> Given request: Restate the data word for word and leave the images out.

——————

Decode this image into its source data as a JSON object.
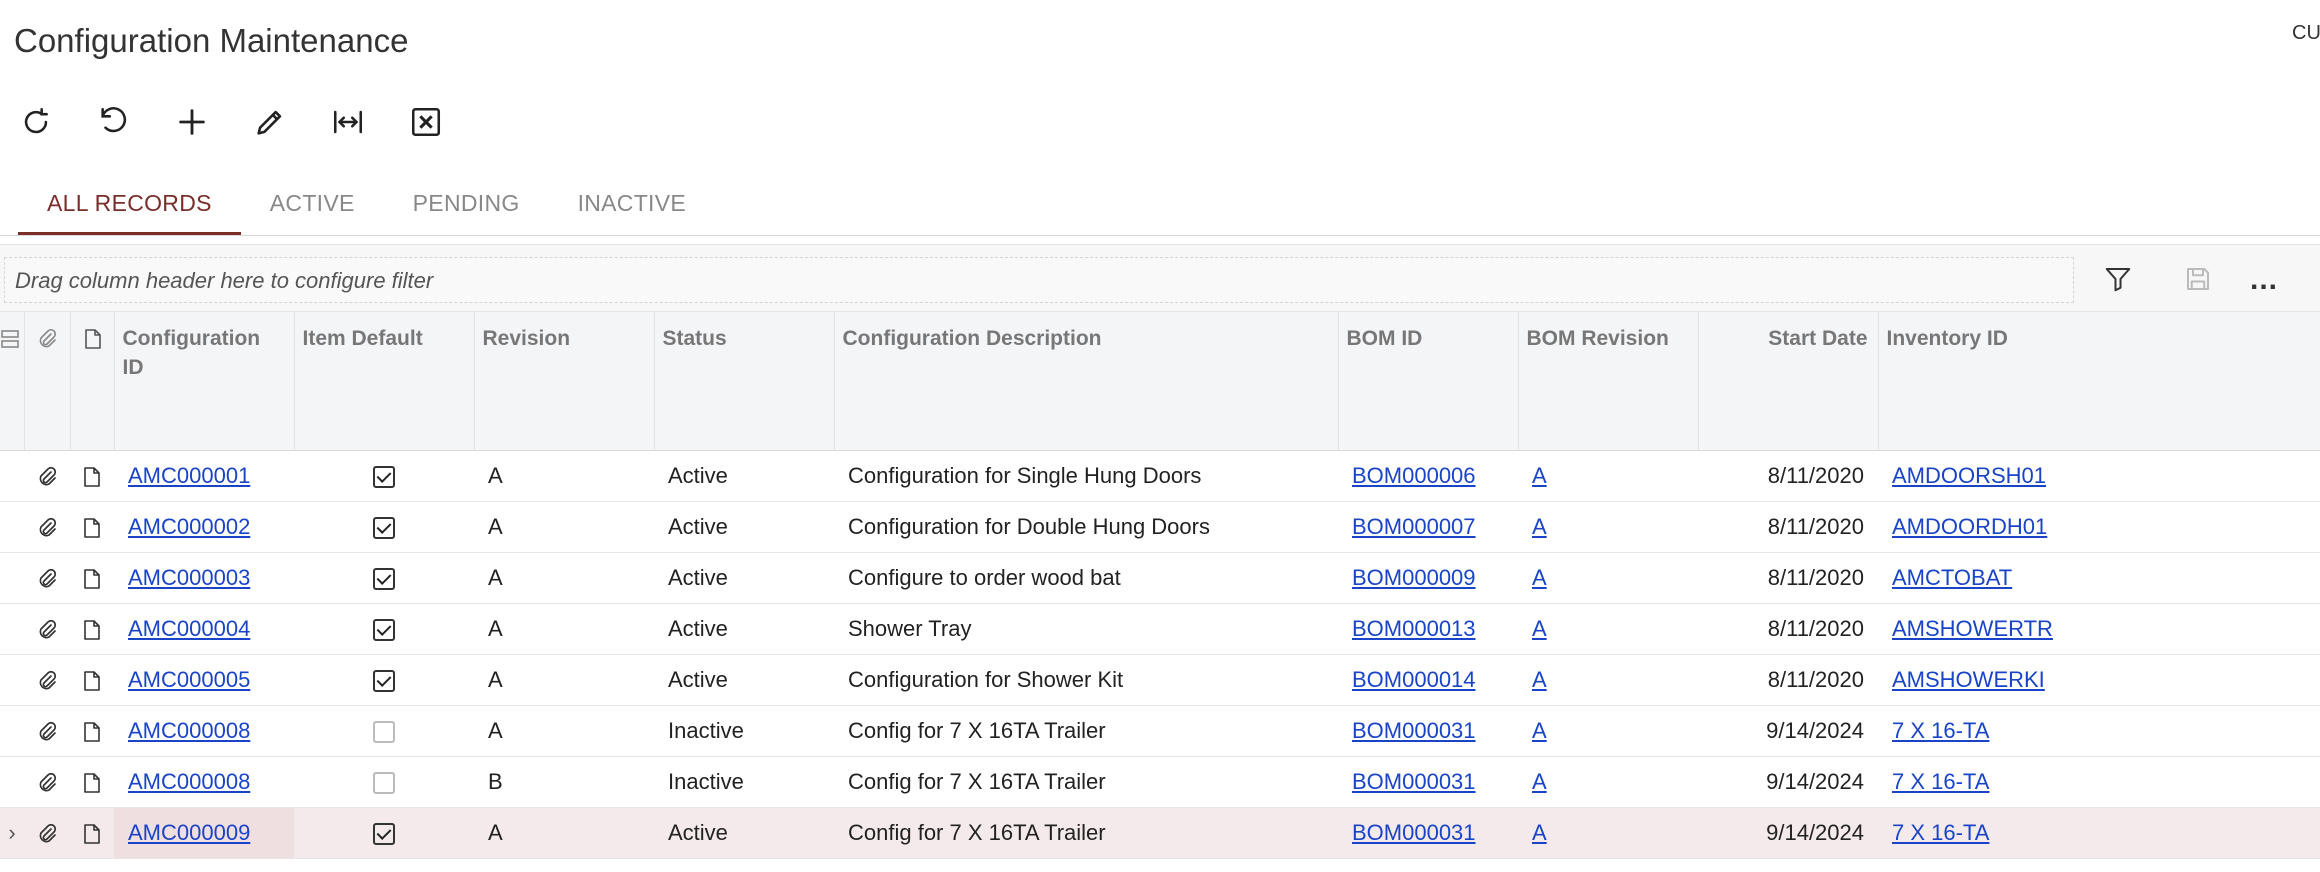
{
  "page": {
    "title": "Configuration Maintenance",
    "top_right_text": "CU"
  },
  "toolbar": {
    "buttons": [
      {
        "name": "refresh-button",
        "icon": "refresh-icon"
      },
      {
        "name": "undo-button",
        "icon": "undo-icon"
      },
      {
        "name": "add-button",
        "icon": "plus-icon"
      },
      {
        "name": "edit-button",
        "icon": "pencil-icon"
      },
      {
        "name": "fit-columns-button",
        "icon": "fit-width-icon"
      },
      {
        "name": "export-excel-button",
        "icon": "excel-icon"
      }
    ]
  },
  "tabs": [
    {
      "label": "ALL RECORDS",
      "active": true
    },
    {
      "label": "ACTIVE",
      "active": false
    },
    {
      "label": "PENDING",
      "active": false
    },
    {
      "label": "INACTIVE",
      "active": false
    }
  ],
  "filter": {
    "placeholder": "Drag column header here to configure filter",
    "more_label": "..."
  },
  "grid": {
    "columns": {
      "config_id": "Configuration ID",
      "item_default": "Item Default",
      "revision": "Revision",
      "status": "Status",
      "description": "Configuration Description",
      "bom_id": "BOM ID",
      "bom_revision": "BOM Revision",
      "start_date": "Start Date",
      "inventory_id": "Inventory ID"
    },
    "rows": [
      {
        "config_id": "AMC000001",
        "item_default": true,
        "revision": "A",
        "status": "Active",
        "description": "Configuration for Single Hung Doors",
        "bom_id": "BOM000006",
        "bom_revision": "A",
        "start_date": "8/11/2020",
        "inventory_id": "AMDOORSH01",
        "selected": false
      },
      {
        "config_id": "AMC000002",
        "item_default": true,
        "revision": "A",
        "status": "Active",
        "description": "Configuration for Double Hung Doors",
        "bom_id": "BOM000007",
        "bom_revision": "A",
        "start_date": "8/11/2020",
        "inventory_id": "AMDOORDH01",
        "selected": false
      },
      {
        "config_id": "AMC000003",
        "item_default": true,
        "revision": "A",
        "status": "Active",
        "description": "Configure to order wood bat",
        "bom_id": "BOM000009",
        "bom_revision": "A",
        "start_date": "8/11/2020",
        "inventory_id": "AMCTOBAT",
        "selected": false
      },
      {
        "config_id": "AMC000004",
        "item_default": true,
        "revision": "A",
        "status": "Active",
        "description": "Shower Tray",
        "bom_id": "BOM000013",
        "bom_revision": "A",
        "start_date": "8/11/2020",
        "inventory_id": "AMSHOWERTR",
        "selected": false
      },
      {
        "config_id": "AMC000005",
        "item_default": true,
        "revision": "A",
        "status": "Active",
        "description": "Configuration for Shower Kit",
        "bom_id": "BOM000014",
        "bom_revision": "A",
        "start_date": "8/11/2020",
        "inventory_id": "AMSHOWERKI",
        "selected": false
      },
      {
        "config_id": "AMC000008",
        "item_default": false,
        "revision": "A",
        "status": "Inactive",
        "description": "Config for 7 X 16TA Trailer",
        "bom_id": "BOM000031",
        "bom_revision": "A",
        "start_date": "9/14/2024",
        "inventory_id": "7 X 16-TA",
        "selected": false
      },
      {
        "config_id": "AMC000008",
        "item_default": false,
        "revision": "B",
        "status": "Inactive",
        "description": "Config for 7 X 16TA Trailer",
        "bom_id": "BOM000031",
        "bom_revision": "A",
        "start_date": "9/14/2024",
        "inventory_id": "7 X 16-TA",
        "selected": false
      },
      {
        "config_id": "AMC000009",
        "item_default": true,
        "revision": "A",
        "status": "Active",
        "description": "Config for 7 X 16TA Trailer",
        "bom_id": "BOM000031",
        "bom_revision": "A",
        "start_date": "9/14/2024",
        "inventory_id": "7 X 16-TA",
        "selected": true
      }
    ]
  }
}
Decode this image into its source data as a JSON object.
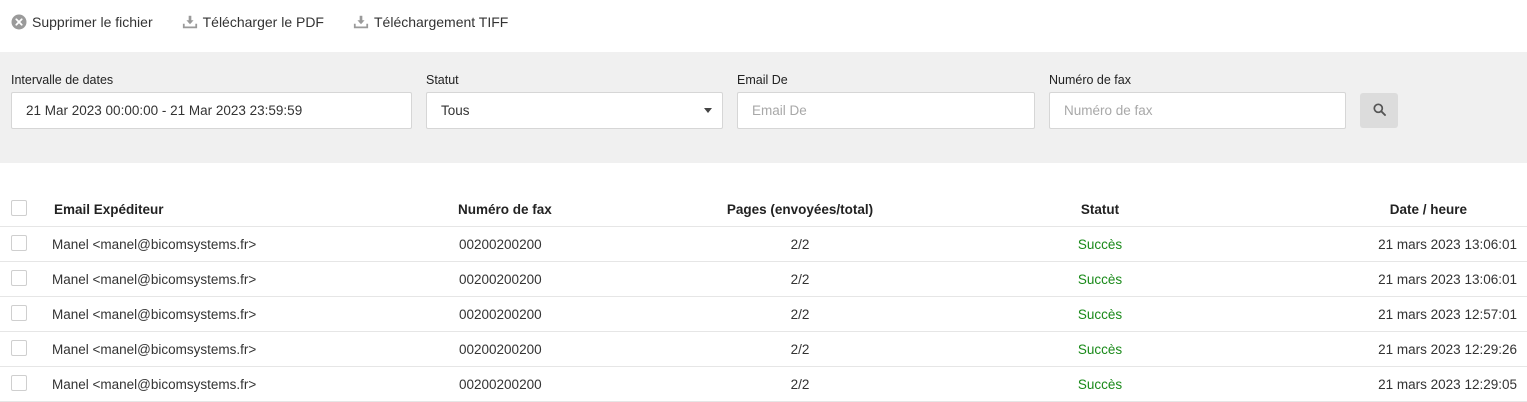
{
  "toolbar": {
    "delete_label": "Supprimer le fichier",
    "download_pdf_label": "Télécharger le PDF",
    "download_tiff_label": "Téléchargement TIFF"
  },
  "filters": {
    "date_range": {
      "label": "Intervalle de dates",
      "value": "21 Mar 2023 00:00:00 - 21 Mar 2023 23:59:59"
    },
    "status": {
      "label": "Statut",
      "value": "Tous"
    },
    "email_from": {
      "label": "Email De",
      "placeholder": "Email De"
    },
    "fax_number": {
      "label": "Numéro de fax",
      "placeholder": "Numéro de fax"
    }
  },
  "table": {
    "headers": {
      "email": "Email Expéditeur",
      "fax": "Numéro de fax",
      "pages": "Pages (envoyées/total)",
      "status": "Statut",
      "date": "Date / heure"
    },
    "rows": [
      {
        "email": "Manel <manel@bicomsystems.fr>",
        "fax": "00200200200",
        "pages": "2/2",
        "status": "Succès",
        "date": "21 mars 2023 13:06:01"
      },
      {
        "email": "Manel <manel@bicomsystems.fr>",
        "fax": "00200200200",
        "pages": "2/2",
        "status": "Succès",
        "date": "21 mars 2023 13:06:01"
      },
      {
        "email": "Manel <manel@bicomsystems.fr>",
        "fax": "00200200200",
        "pages": "2/2",
        "status": "Succès",
        "date": "21 mars 2023 12:57:01"
      },
      {
        "email": "Manel <manel@bicomsystems.fr>",
        "fax": "00200200200",
        "pages": "2/2",
        "status": "Succès",
        "date": "21 mars 2023 12:29:26"
      },
      {
        "email": "Manel <manel@bicomsystems.fr>",
        "fax": "00200200200",
        "pages": "2/2",
        "status": "Succès",
        "date": "21 mars 2023 12:29:05"
      }
    ]
  },
  "colors": {
    "filter_background": "#f0f0f0",
    "status_success": "#1a8a1a",
    "icon_gray": "#9a9a9a"
  },
  "icons": {
    "delete": "circle-x-icon",
    "download_pdf": "download-icon",
    "download_tiff": "download-icon",
    "search": "search-icon",
    "status_caret": "caret-down-icon"
  }
}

——————

> Expected answer:
Decode this image into its source data as a JSON object.
{
  "page": {
    "title": "Configuration Maintenance",
    "top_right_text": "CU"
  },
  "toolbar": {
    "buttons": [
      {
        "name": "refresh-button",
        "icon": "refresh-icon"
      },
      {
        "name": "undo-button",
        "icon": "undo-icon"
      },
      {
        "name": "add-button",
        "icon": "plus-icon"
      },
      {
        "name": "edit-button",
        "icon": "pencil-icon"
      },
      {
        "name": "fit-columns-button",
        "icon": "fit-width-icon"
      },
      {
        "name": "export-excel-button",
        "icon": "excel-icon"
      }
    ]
  },
  "tabs": [
    {
      "label": "ALL RECORDS",
      "active": true
    },
    {
      "label": "ACTIVE",
      "active": false
    },
    {
      "label": "PENDING",
      "active": false
    },
    {
      "label": "INACTIVE",
      "active": false
    }
  ],
  "filter": {
    "placeholder": "Drag column header here to configure filter",
    "more_label": "..."
  },
  "grid": {
    "columns": {
      "config_id": "Configuration ID",
      "item_default": "Item Default",
      "revision": "Revision",
      "status": "Status",
      "description": "Configuration Description",
      "bom_id": "BOM ID",
      "bom_revision": "BOM Revision",
      "start_date": "Start Date",
      "inventory_id": "Inventory ID"
    },
    "rows": [
      {
        "config_id": "AMC000001",
        "item_default": true,
        "revision": "A",
        "status": "Active",
        "description": "Configuration for Single Hung Doors",
        "bom_id": "BOM000006",
        "bom_revision": "A",
        "start_date": "8/11/2020",
        "inventory_id": "AMDOORSH01",
        "selected": false
      },
      {
        "config_id": "AMC000002",
        "item_default": true,
        "revision": "A",
        "status": "Active",
        "description": "Configuration for Double Hung Doors",
        "bom_id": "BOM000007",
        "bom_revision": "A",
        "start_date": "8/11/2020",
        "inventory_id": "AMDOORDH01",
        "selected": false
      },
      {
        "config_id": "AMC000003",
        "item_default": true,
        "revision": "A",
        "status": "Active",
        "description": "Configure to order wood bat",
        "bom_id": "BOM000009",
        "bom_revision": "A",
        "start_date": "8/11/2020",
        "inventory_id": "AMCTOBAT",
        "selected": false
      },
      {
        "config_id": "AMC000004",
        "item_default": true,
        "revision": "A",
        "status": "Active",
        "description": "Shower Tray",
        "bom_id": "BOM000013",
        "bom_revision": "A",
        "start_date": "8/11/2020",
        "inventory_id": "AMSHOWERTR",
        "selected": false
      },
      {
        "config_id": "AMC000005",
        "item_default": true,
        "revision": "A",
        "status": "Active",
        "description": "Configuration for Shower Kit",
        "bom_id": "BOM000014",
        "bom_revision": "A",
        "start_date": "8/11/2020",
        "inventory_id": "AMSHOWERKI",
        "selected": false
      },
      {
        "config_id": "AMC000008",
        "item_default": false,
        "revision": "A",
        "status": "Inactive",
        "description": "Config for 7 X 16TA Trailer",
        "bom_id": "BOM000031",
        "bom_revision": "A",
        "start_date": "9/14/2024",
        "inventory_id": "7 X 16-TA",
        "selected": false
      },
      {
        "config_id": "AMC000008",
        "item_default": false,
        "revision": "B",
        "status": "Inactive",
        "description": "Config for 7 X 16TA Trailer",
        "bom_id": "BOM000031",
        "bom_revision": "A",
        "start_date": "9/14/2024",
        "inventory_id": "7 X 16-TA",
        "selected": false
      },
      {
        "config_id": "AMC000009",
        "item_default": true,
        "revision": "A",
        "status": "Active",
        "description": "Config for 7 X 16TA Trailer",
        "bom_id": "BOM000031",
        "bom_revision": "A",
        "start_date": "9/14/2024",
        "inventory_id": "7 X 16-TA",
        "selected": true
      }
    ]
  }
}
Decode this image into its source data as a JSON object.
{
  "toolbar": {
    "delete_label": "Supprimer le fichier",
    "download_pdf_label": "Télécharger le PDF",
    "download_tiff_label": "Téléchargement TIFF"
  },
  "filters": {
    "date_range": {
      "label": "Intervalle de dates",
      "value": "21 Mar 2023 00:00:00 - 21 Mar 2023 23:59:59"
    },
    "status": {
      "label": "Statut",
      "value": "Tous"
    },
    "email_from": {
      "label": "Email De",
      "placeholder": "Email De"
    },
    "fax_number": {
      "label": "Numéro de fax",
      "placeholder": "Numéro de fax"
    }
  },
  "table": {
    "headers": {
      "email": "Email Expéditeur",
      "fax": "Numéro de fax",
      "pages": "Pages (envoyées/total)",
      "status": "Statut",
      "date": "Date / heure"
    },
    "rows": [
      {
        "email": "Manel <manel@bicomsystems.fr>",
        "fax": "00200200200",
        "pages": "2/2",
        "status": "Succès",
        "date": "21 mars 2023 13:06:01"
      },
      {
        "email": "Manel <manel@bicomsystems.fr>",
        "fax": "00200200200",
        "pages": "2/2",
        "status": "Succès",
        "date": "21 mars 2023 13:06:01"
      },
      {
        "email": "Manel <manel@bicomsystems.fr>",
        "fax": "00200200200",
        "pages": "2/2",
        "status": "Succès",
        "date": "21 mars 2023 12:57:01"
      },
      {
        "email": "Manel <manel@bicomsystems.fr>",
        "fax": "00200200200",
        "pages": "2/2",
        "status": "Succès",
        "date": "21 mars 2023 12:29:26"
      },
      {
        "email": "Manel <manel@bicomsystems.fr>",
        "fax": "00200200200",
        "pages": "2/2",
        "status": "Succès",
        "date": "21 mars 2023 12:29:05"
      }
    ]
  },
  "colors": {
    "filter_background": "#f0f0f0",
    "status_success": "#1a8a1a",
    "icon_gray": "#9a9a9a"
  },
  "icons": {
    "delete": "circle-x-icon",
    "download_pdf": "download-icon",
    "download_tiff": "download-icon",
    "search": "search-icon",
    "status_caret": "caret-down-icon"
  }
}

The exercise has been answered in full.